What the task asks: Note each line of the listing that contains the string "this", and copy it.

Data listing:
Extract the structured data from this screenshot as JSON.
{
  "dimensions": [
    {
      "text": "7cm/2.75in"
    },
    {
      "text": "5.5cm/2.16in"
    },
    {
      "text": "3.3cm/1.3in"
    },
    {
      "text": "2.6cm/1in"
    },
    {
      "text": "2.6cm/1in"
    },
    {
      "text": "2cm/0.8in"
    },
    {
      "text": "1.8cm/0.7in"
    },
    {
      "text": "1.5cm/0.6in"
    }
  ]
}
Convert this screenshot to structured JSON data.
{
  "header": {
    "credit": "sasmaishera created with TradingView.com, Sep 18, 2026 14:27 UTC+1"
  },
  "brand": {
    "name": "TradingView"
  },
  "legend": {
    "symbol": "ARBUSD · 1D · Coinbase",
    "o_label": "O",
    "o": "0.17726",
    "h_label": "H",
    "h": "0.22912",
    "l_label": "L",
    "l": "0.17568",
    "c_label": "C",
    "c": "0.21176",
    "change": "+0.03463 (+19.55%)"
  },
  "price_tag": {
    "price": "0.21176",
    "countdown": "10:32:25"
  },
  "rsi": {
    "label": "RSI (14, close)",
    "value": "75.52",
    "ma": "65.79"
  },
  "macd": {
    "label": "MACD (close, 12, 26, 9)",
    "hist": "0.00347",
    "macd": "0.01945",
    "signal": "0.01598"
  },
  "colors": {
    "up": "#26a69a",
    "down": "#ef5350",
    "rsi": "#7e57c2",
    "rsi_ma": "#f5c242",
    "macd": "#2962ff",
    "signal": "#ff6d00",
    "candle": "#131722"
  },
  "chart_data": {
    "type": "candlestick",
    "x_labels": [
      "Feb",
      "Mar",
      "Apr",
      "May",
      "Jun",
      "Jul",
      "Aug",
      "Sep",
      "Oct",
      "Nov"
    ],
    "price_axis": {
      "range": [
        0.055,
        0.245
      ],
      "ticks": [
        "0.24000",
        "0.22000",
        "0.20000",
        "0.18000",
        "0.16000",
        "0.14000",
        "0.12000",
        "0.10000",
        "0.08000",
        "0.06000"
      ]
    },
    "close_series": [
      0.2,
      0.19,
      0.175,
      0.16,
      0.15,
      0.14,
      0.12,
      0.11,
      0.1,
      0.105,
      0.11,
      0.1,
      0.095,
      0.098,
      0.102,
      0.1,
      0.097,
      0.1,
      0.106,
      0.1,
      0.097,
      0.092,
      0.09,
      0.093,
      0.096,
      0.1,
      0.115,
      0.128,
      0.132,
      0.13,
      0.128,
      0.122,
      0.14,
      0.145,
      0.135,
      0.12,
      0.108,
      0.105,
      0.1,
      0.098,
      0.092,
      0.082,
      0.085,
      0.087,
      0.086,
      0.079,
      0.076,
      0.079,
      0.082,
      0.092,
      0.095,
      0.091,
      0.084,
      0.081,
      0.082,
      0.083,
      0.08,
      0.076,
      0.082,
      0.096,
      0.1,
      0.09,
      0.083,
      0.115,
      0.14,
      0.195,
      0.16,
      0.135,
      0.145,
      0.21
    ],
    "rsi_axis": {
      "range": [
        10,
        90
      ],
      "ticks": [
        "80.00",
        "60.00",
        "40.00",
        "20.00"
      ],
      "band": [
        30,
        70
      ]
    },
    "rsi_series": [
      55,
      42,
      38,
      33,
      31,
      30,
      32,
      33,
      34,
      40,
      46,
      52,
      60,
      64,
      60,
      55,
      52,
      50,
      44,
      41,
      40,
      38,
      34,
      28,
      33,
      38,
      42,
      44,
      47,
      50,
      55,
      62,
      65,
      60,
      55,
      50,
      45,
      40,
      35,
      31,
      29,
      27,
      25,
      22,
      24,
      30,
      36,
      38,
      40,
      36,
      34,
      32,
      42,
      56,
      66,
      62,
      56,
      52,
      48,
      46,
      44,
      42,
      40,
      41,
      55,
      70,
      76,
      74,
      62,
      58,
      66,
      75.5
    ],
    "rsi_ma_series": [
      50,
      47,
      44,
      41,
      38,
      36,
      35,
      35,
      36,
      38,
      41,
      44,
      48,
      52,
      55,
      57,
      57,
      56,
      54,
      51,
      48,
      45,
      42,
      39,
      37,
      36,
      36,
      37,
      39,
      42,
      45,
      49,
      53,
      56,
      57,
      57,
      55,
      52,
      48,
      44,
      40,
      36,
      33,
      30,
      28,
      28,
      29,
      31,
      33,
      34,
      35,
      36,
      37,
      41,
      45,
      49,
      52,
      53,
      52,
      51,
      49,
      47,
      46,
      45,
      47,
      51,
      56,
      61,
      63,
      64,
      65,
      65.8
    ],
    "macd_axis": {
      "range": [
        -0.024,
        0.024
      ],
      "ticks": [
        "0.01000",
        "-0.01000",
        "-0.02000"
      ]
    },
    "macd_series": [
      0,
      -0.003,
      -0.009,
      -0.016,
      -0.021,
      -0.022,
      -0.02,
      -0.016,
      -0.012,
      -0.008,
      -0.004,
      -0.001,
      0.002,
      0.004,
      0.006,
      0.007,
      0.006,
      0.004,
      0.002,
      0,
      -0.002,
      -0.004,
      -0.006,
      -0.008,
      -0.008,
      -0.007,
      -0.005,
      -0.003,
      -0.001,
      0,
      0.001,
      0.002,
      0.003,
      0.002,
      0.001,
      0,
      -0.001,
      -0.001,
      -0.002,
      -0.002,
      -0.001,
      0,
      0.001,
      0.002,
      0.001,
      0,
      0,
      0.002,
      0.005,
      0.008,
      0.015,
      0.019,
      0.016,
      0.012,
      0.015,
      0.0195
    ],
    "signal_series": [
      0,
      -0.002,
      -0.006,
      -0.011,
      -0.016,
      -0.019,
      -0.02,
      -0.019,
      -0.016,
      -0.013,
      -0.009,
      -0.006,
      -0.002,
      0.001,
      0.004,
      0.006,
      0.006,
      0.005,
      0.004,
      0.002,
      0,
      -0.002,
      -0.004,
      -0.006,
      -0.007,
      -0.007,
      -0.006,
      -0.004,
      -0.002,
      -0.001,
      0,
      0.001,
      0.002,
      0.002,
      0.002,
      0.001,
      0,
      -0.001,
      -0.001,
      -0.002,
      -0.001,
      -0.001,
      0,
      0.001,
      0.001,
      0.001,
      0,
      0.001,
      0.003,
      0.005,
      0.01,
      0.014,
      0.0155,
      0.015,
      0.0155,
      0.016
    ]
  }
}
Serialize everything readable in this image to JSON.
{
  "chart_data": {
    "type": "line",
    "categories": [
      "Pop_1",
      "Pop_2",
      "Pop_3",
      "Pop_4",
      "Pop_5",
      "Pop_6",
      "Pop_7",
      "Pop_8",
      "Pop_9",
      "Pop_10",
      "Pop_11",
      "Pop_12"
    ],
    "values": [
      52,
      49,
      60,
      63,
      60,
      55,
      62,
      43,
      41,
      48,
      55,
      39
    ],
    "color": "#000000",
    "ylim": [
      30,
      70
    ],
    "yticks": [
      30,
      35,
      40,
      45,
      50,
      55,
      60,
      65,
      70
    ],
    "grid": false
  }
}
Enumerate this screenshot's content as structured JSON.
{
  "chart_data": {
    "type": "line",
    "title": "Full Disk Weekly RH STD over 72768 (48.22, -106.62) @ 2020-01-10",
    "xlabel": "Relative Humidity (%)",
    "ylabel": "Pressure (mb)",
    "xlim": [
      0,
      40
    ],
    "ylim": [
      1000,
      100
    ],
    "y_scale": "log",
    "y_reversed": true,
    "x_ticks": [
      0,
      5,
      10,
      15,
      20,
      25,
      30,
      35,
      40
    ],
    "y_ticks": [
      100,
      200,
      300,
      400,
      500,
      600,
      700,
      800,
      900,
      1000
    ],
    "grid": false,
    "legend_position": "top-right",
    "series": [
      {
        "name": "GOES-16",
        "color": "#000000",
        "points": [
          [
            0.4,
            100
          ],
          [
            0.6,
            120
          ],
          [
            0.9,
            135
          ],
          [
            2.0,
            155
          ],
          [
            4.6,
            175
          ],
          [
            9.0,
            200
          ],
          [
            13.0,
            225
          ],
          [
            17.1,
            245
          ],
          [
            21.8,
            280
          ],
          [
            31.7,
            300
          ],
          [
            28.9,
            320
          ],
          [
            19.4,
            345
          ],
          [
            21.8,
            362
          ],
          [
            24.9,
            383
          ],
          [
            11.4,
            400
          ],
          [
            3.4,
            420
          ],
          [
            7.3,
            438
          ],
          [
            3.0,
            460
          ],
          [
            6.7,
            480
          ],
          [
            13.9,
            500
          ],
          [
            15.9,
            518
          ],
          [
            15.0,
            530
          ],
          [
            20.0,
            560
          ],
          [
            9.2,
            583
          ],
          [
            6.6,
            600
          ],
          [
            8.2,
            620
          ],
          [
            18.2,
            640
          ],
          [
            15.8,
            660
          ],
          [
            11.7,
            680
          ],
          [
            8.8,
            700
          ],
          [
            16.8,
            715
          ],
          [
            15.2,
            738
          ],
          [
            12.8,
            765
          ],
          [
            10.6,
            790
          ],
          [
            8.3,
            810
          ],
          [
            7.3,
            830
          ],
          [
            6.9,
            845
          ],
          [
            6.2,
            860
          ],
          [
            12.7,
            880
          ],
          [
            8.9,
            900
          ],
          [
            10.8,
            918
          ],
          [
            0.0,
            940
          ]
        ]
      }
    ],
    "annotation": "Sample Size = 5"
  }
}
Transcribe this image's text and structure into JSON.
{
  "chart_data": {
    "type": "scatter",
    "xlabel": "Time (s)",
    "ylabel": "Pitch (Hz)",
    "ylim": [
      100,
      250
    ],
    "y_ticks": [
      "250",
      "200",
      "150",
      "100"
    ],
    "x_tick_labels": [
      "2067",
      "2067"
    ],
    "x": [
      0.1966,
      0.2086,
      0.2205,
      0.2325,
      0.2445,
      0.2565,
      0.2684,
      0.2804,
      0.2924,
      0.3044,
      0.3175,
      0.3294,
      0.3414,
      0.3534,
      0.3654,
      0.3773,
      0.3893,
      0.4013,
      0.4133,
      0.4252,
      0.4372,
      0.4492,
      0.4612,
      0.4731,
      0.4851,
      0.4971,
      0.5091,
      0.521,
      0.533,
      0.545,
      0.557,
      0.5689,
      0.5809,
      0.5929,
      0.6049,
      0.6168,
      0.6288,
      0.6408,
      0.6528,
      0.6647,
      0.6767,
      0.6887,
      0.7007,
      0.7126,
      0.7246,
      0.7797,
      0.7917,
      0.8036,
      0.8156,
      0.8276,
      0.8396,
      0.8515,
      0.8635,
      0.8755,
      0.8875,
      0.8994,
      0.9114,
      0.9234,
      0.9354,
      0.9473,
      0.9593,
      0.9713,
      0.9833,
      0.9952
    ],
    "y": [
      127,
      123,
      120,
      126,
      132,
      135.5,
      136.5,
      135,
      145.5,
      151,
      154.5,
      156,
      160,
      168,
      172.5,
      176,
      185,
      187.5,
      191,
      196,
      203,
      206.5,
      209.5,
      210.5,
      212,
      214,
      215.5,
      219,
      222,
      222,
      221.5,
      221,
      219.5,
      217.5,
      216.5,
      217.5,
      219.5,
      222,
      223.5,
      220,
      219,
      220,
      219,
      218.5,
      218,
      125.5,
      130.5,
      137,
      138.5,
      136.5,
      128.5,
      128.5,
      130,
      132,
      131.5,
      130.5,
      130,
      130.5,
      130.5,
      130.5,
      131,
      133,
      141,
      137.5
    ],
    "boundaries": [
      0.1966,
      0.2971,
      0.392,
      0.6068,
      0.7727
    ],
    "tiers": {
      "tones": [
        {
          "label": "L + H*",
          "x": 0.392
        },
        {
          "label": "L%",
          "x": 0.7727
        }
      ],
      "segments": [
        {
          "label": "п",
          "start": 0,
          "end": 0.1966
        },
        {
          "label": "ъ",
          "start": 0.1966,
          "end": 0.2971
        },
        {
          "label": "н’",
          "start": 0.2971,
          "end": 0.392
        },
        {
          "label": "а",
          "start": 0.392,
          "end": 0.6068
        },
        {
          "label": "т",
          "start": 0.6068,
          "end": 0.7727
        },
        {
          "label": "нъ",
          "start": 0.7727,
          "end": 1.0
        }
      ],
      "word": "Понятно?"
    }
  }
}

Written answer:
Extract the structured data from this screenshot as JSON.
Convert this screenshot to structured JSON data.
Serialize everything readable in this image to JSON.
Enumerate this screenshot's content as structured JSON.
Transcribe this image's text and structure into JSON.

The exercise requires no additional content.